エンタメコンテンツの市況感を掴むにはKADOKAWAの決算が最高
KADOAKWAの決算が発表されましたね!
KADOAKWAと言えばラノベ好き的には電撃文庫や富士見ファンタジア文庫、MF文庫Jなどの有名レーベルの出版社でもあるのですが、それ以外にも映像やWebサービス、ゲームなどの事業も幅広く手がけています。
そのため、エンタコンテンツ界の巨人と言っても差し支えないKADOAKWAの決算を見ればその市況感が見えてくるのではないかと思います。
3Q単体の売上高は約530億
まず、KADOKAWAがどれくらいの規模の会社なのかと言うと、3Q単体の売上高がおよそ530億で、1Q〜3Qの累計であるとおよそ1,580億と非常に巨大な企業です。そのため、通期であると2,000億円の売上は超えてくる規模です。身近なところで言うと丸井グループと同じような規模です。
そして、セグメント別の売上は以下のようになっています。(いづれも3Q単体、単位は百万円)
出版:32,588百万円
映像:8,492百万円
ゲーム:2,815百万円
Webサービス:5,370百万円
その他:5,553百万円
したがって、出版セグメントで売上の6割程度を占めており、引き続きKADOKAWAは出版の会社と言っても良いでしょう。以下では細かくセグメント毎にポイントだけ見ていきたいと思います。

» 提供データ
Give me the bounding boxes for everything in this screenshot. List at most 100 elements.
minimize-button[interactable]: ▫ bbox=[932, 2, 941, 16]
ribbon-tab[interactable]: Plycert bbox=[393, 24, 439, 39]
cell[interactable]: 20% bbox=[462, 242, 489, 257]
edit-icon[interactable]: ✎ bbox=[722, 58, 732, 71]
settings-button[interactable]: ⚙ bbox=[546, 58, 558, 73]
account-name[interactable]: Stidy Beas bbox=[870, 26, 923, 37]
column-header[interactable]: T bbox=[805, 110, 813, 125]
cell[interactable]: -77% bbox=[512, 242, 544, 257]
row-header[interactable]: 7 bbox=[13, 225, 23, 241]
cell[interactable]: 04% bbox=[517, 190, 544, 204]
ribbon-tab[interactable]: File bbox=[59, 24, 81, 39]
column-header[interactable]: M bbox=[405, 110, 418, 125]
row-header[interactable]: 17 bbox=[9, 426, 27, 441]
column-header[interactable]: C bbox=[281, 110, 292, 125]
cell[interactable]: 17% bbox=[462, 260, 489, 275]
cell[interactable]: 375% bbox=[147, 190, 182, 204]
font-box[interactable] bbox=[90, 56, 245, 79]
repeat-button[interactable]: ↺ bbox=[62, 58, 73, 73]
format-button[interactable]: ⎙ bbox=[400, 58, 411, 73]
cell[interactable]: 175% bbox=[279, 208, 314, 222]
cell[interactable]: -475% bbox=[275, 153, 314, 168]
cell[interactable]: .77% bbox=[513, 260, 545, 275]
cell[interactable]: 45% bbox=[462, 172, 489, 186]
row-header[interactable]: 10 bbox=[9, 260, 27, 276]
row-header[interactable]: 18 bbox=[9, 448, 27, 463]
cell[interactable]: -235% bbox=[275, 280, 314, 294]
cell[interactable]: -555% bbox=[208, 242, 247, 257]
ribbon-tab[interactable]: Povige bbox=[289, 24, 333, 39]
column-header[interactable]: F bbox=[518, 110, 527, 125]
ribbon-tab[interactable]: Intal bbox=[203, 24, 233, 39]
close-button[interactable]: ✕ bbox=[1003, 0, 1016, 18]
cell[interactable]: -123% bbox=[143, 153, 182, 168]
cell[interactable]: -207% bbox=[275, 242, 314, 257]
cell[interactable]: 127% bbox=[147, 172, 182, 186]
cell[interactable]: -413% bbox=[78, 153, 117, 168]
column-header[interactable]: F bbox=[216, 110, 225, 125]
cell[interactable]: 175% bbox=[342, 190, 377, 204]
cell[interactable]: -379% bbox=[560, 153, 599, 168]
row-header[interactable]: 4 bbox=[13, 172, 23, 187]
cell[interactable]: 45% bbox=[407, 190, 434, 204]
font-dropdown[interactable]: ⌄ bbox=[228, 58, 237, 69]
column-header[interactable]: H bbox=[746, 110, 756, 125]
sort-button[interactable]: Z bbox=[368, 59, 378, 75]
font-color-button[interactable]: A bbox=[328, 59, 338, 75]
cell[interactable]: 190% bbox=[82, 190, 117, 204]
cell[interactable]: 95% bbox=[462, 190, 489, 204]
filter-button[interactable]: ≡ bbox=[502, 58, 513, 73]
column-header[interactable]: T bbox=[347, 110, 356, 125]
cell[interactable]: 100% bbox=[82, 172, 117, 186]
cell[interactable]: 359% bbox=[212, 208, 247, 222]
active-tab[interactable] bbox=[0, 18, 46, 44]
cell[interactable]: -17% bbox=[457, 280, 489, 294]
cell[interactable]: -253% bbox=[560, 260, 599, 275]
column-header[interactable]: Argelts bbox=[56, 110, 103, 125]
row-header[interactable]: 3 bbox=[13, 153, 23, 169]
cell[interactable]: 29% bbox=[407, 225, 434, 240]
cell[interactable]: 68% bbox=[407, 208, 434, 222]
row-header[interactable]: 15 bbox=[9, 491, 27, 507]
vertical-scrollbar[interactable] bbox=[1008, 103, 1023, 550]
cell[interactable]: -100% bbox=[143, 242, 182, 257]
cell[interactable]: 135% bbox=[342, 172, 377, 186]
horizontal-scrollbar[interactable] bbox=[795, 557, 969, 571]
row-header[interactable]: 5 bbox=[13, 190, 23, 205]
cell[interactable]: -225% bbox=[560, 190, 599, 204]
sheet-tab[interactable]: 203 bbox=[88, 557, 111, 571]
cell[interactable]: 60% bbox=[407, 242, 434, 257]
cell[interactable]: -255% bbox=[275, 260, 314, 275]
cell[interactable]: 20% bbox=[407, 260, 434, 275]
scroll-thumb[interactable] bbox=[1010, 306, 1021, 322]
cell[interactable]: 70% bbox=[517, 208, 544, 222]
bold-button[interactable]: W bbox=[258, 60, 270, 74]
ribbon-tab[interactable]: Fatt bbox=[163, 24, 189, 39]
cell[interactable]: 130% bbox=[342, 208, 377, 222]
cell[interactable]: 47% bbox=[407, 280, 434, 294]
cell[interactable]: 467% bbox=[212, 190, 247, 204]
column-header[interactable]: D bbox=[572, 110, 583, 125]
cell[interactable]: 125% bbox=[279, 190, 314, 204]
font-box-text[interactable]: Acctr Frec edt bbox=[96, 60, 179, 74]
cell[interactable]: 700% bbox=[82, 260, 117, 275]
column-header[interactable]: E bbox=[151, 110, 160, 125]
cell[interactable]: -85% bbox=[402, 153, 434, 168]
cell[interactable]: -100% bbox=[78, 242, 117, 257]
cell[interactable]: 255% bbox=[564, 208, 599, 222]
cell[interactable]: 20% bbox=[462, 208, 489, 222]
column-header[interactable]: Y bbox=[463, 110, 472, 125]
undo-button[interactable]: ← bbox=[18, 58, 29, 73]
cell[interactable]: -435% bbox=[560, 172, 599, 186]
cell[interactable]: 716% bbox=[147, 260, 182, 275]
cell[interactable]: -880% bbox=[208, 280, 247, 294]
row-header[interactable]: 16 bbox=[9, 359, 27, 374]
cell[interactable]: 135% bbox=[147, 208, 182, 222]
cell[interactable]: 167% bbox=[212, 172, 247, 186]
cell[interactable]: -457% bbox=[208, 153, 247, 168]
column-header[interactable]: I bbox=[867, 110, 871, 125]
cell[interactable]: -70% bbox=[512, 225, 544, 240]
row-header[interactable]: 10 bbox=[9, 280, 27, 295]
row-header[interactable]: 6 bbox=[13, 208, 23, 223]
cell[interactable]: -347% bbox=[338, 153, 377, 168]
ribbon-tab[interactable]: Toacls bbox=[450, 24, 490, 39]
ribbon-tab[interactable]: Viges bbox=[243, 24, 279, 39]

» 練習問題
**1)** 抜粋本文の「まず、KADOKAWAがどれくらいの規模の会社なのかと言うと」で始まる段落を、主な事実を残して箇条書きにしてください。
**2)** KADOKAWAの決算を扱った抜粋本文を、最後の文に続けて書き継ぐこと。

» 各問の解答
**1)**
・3Q単体の売上高はおよそ530億
・1Q〜3Qの累計はおよそ1,580億
・通期では2,000億円の売上を超える規模
・丸井グループと同じような規模の非常に巨大な企業

**2)**
出版:ラノベ(紙)の売上高は18億円
出典:2022年3月期 第3四半期 決算説明資料(2022年02月03日)
ということで、18億円です。電撃文庫や富士見ファンタジア文庫、MF文庫Jなどのトップレーベルを有するKADOKAWAでも18億円なので、年間にすると72億円、仮にラノベ市場におけるKADOKAWAのシェア率が50%だとすると、144億円くらい。ラノベ市場(文庫本のみ)で140億円強と言われているので、文庫本だけならあながち外れていなさそうです。
また、ラノベ新刊点数という観点でいくと、3Q単体で207作品、年間にして800作品という規模です。ちなみに、ラノベに限らないと年間5,000の新作が出ています。
その他、個人的に発見だったのは電子書籍の売上のおよそ70%はコミックであるということです。文字は電子書籍では読みにくいなあと思っていたのは自分だけではなかったぞ。
出典:2022年3月期 第3四半期 決算説明資料(2022年02月03日)
最後に、売上に貢献しているタイトルとして以下の10は名指しで上がっていました。決算資料で紹介されるレベルってすごいですね。
出典:2022年3月期 第3四半期 決算説明資料(2022年02月03日)
映像:海外売上が20%を占める
映像は出版に次ぐ第二のセグメントで、売上における割合はおよそ16%です。というと小さく見えるかもですが、やく85億円の売上なので凄まじいです。
出典:2022年3月期 第3四半期 決算説明資料(2022年02月03日)
貢献タイトルは上記の通り。もちろん全部見てます。
そして、海外アニメ売上は明確な数値は出ていないのですが、17億〜18億暗いでしょうか。全体が85億なので、およそ20%を占めています。(権利許諾収入です)
出典:2022年3月期 第3四半期 決算説明資料(2022年02月03日)
3Q単体ではなく、1Q〜3Qという累積で行くと貢献タイトルは少し顔ぶれが変わって上記のようになります。出版に引き続いてリゼロの貢献ぶりがすごいですね。
出版こそメディアミックスの源泉
出典:2021年3月期 通期決算説明資料(2021年04月30日)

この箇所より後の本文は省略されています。